Wherever the word "name" appears in the entries, copy the whole line.

***** Records to use *****

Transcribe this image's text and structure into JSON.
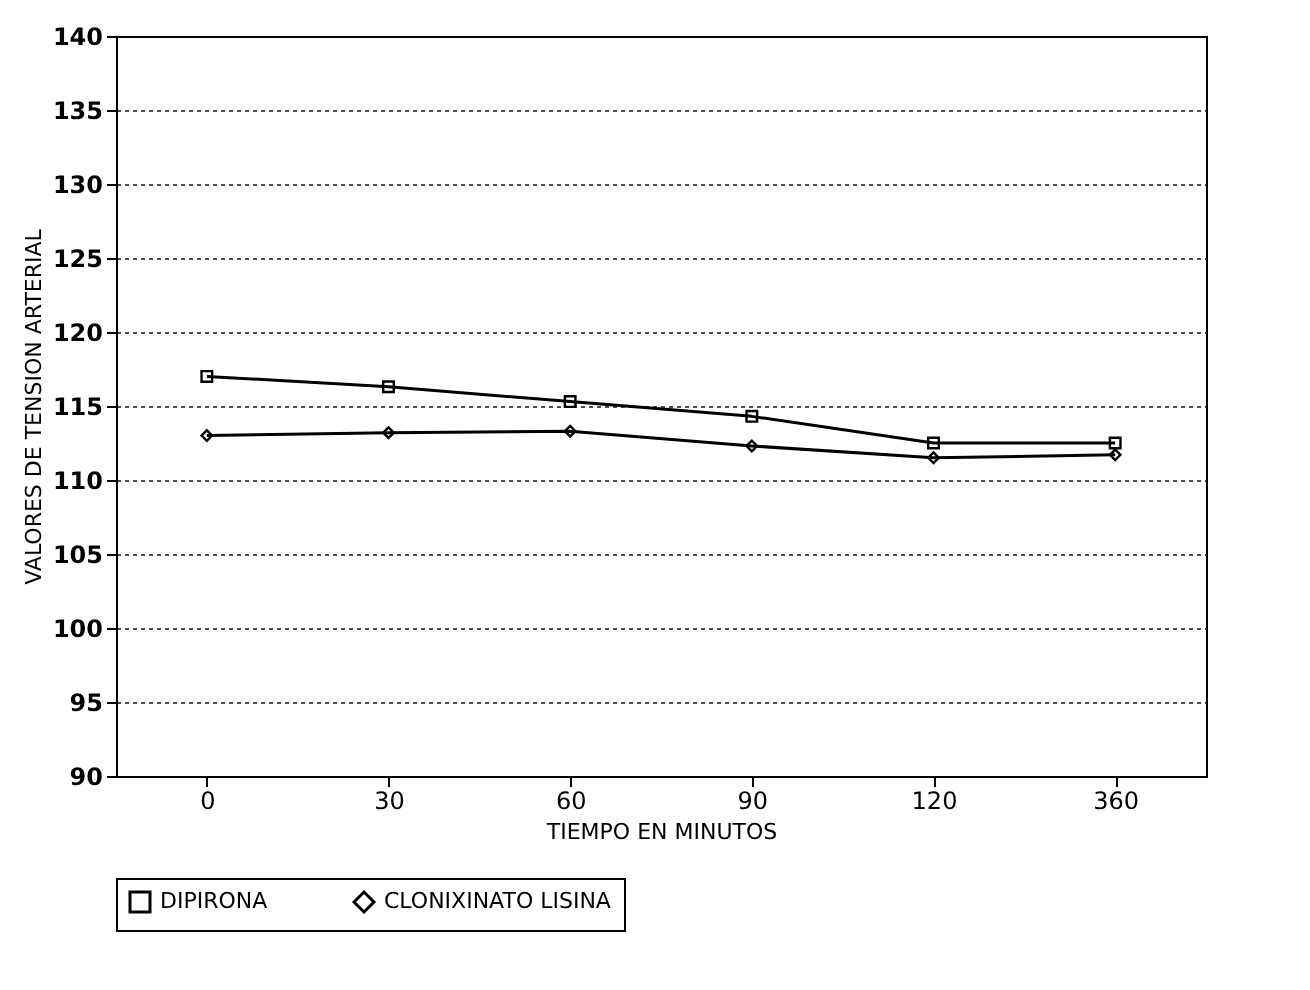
{
  "chart_data": {
    "type": "line",
    "xlabel": "TIEMPO EN MINUTOS",
    "ylabel": "VALORES DE TENSION ARTERIAL",
    "categories": [
      "0",
      "30",
      "60",
      "90",
      "120",
      "360"
    ],
    "series": [
      {
        "name": "DIPIRONA",
        "color": "#000000",
        "marker": "square",
        "values": [
          117,
          116.3,
          115.3,
          114.3,
          112.5,
          112.5
        ]
      },
      {
        "name": "CLONIXINATO LISINA",
        "color": "#000000",
        "marker": "diamond",
        "values": [
          113,
          113.2,
          113.3,
          112.3,
          111.5,
          111.7
        ]
      }
    ],
    "ylim": [
      90,
      140
    ],
    "yticks": [
      90,
      95,
      100,
      105,
      110,
      115,
      120,
      125,
      130,
      135,
      140
    ],
    "grid": "y",
    "legend": "bottom",
    "line_style": "solid"
  }
}
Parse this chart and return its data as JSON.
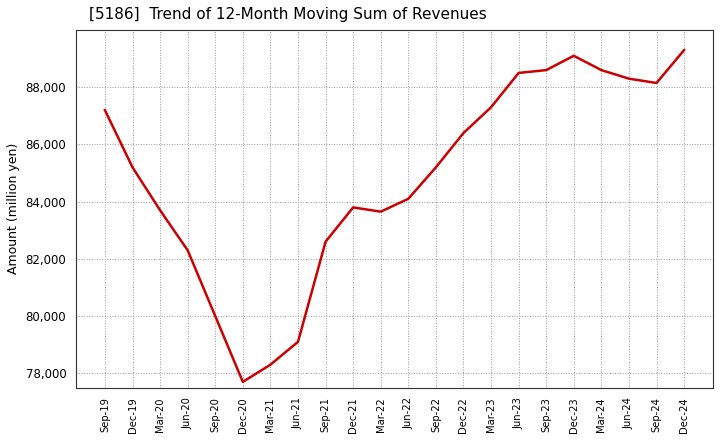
{
  "title": "[5186]  Trend of 12-Month Moving Sum of Revenues",
  "ylabel": "Amount (million yen)",
  "line_color": "#cc0000",
  "line_width": 1.8,
  "background_color": "#ffffff",
  "grid_color": "#999999",
  "ylim": [
    77500,
    90000
  ],
  "yticks": [
    78000,
    80000,
    82000,
    84000,
    86000,
    88000
  ],
  "x_labels": [
    "Sep-19",
    "Dec-19",
    "Mar-20",
    "Jun-20",
    "Sep-20",
    "Dec-20",
    "Mar-21",
    "Jun-21",
    "Sep-21",
    "Dec-21",
    "Mar-22",
    "Jun-22",
    "Sep-22",
    "Dec-22",
    "Mar-23",
    "Jun-23",
    "Sep-23",
    "Dec-23",
    "Mar-24",
    "Jun-24",
    "Sep-24",
    "Dec-24"
  ],
  "values": [
    87200,
    85200,
    83700,
    82300,
    80000,
    77700,
    78300,
    79100,
    82600,
    83800,
    83650,
    84100,
    85200,
    86400,
    87300,
    88500,
    88600,
    89100,
    88600,
    88300,
    88150,
    89300
  ]
}
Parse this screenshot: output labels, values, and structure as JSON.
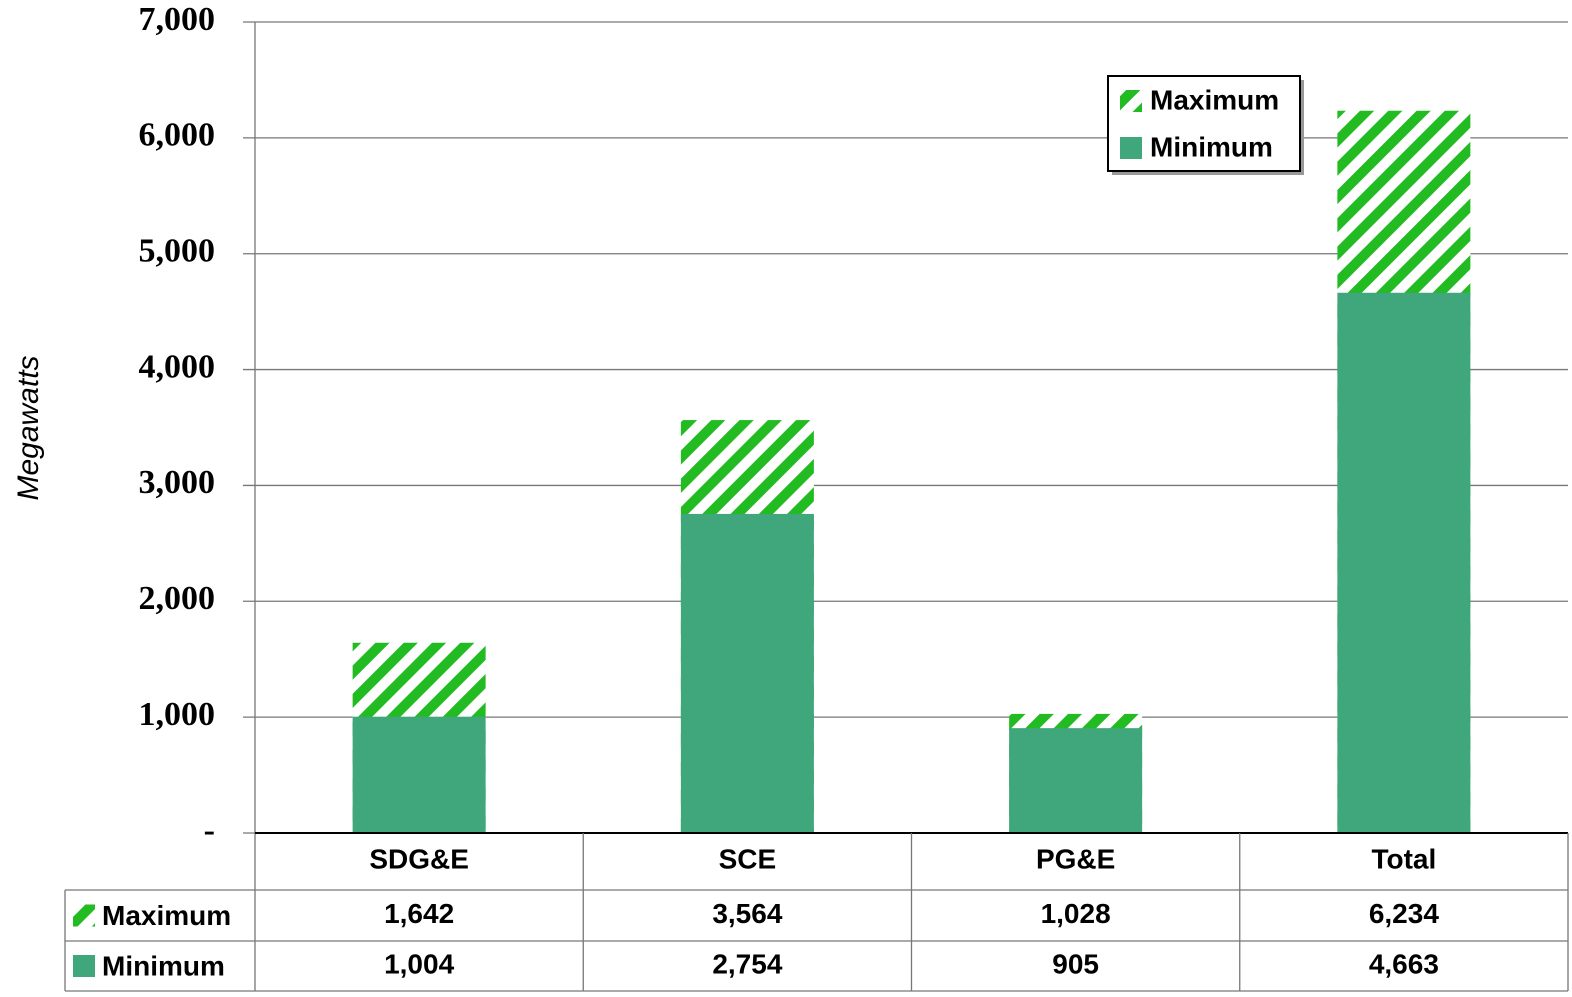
{
  "chart_data": {
    "type": "bar",
    "y_label": "Megawatts",
    "categories": [
      "SDG&E",
      "SCE",
      "PG&E",
      "Total"
    ],
    "series": [
      {
        "name": "Maximum",
        "color": "#22bb22",
        "pattern": "diagonal-stripes",
        "values": [
          1642,
          3564,
          1028,
          6234
        ],
        "value_labels": [
          "1,642",
          "3,564",
          "1,028",
          "6,234"
        ]
      },
      {
        "name": "Minimum",
        "color": "#40a67b",
        "values": [
          1004,
          2754,
          905,
          4663
        ],
        "value_labels": [
          "1,004",
          "2,754",
          "905",
          "4,663"
        ]
      }
    ],
    "ylim": [
      0,
      7000
    ],
    "yticks": [
      {
        "value": 0,
        "label": "-"
      },
      {
        "value": 1000,
        "label": "1,000"
      },
      {
        "value": 2000,
        "label": "2,000"
      },
      {
        "value": 3000,
        "label": "3,000"
      },
      {
        "value": 4000,
        "label": "4,000"
      },
      {
        "value": 5000,
        "label": "5,000"
      },
      {
        "value": 6000,
        "label": "6,000"
      },
      {
        "value": 7000,
        "label": "7,000"
      }
    ],
    "grid": true,
    "legend": "upper right",
    "data_table": true
  }
}
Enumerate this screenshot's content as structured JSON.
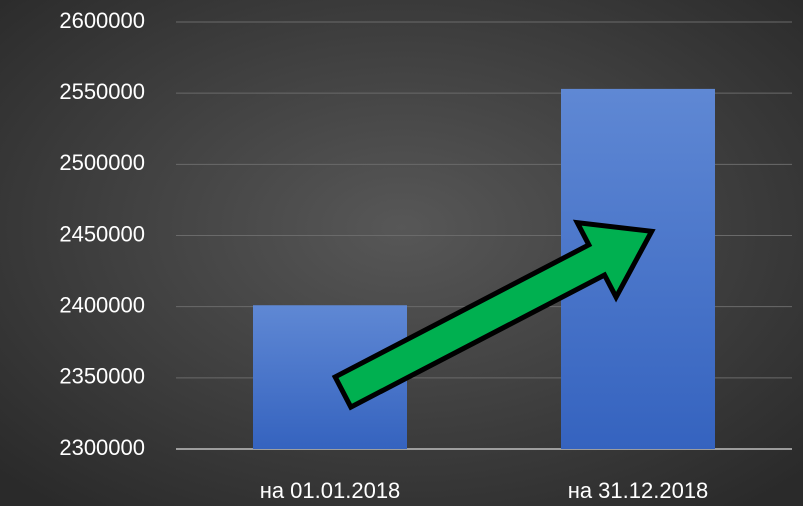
{
  "chart_data": {
    "type": "bar",
    "categories": [
      "на 01.01.2018",
      "на 31.12.2018"
    ],
    "values": [
      2401000,
      2553000
    ],
    "color": "#4a74c9",
    "ylim": [
      2300000,
      2600000
    ],
    "yticks": [
      2300000,
      2350000,
      2400000,
      2450000,
      2500000,
      2550000,
      2600000
    ],
    "grid": true
  }
}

*****

# Task answer:
        "name": "DIPIRONA",
        "name": "CLONIXINATO LISINA",
        "name": "Maximum",
        "name": "Minimum",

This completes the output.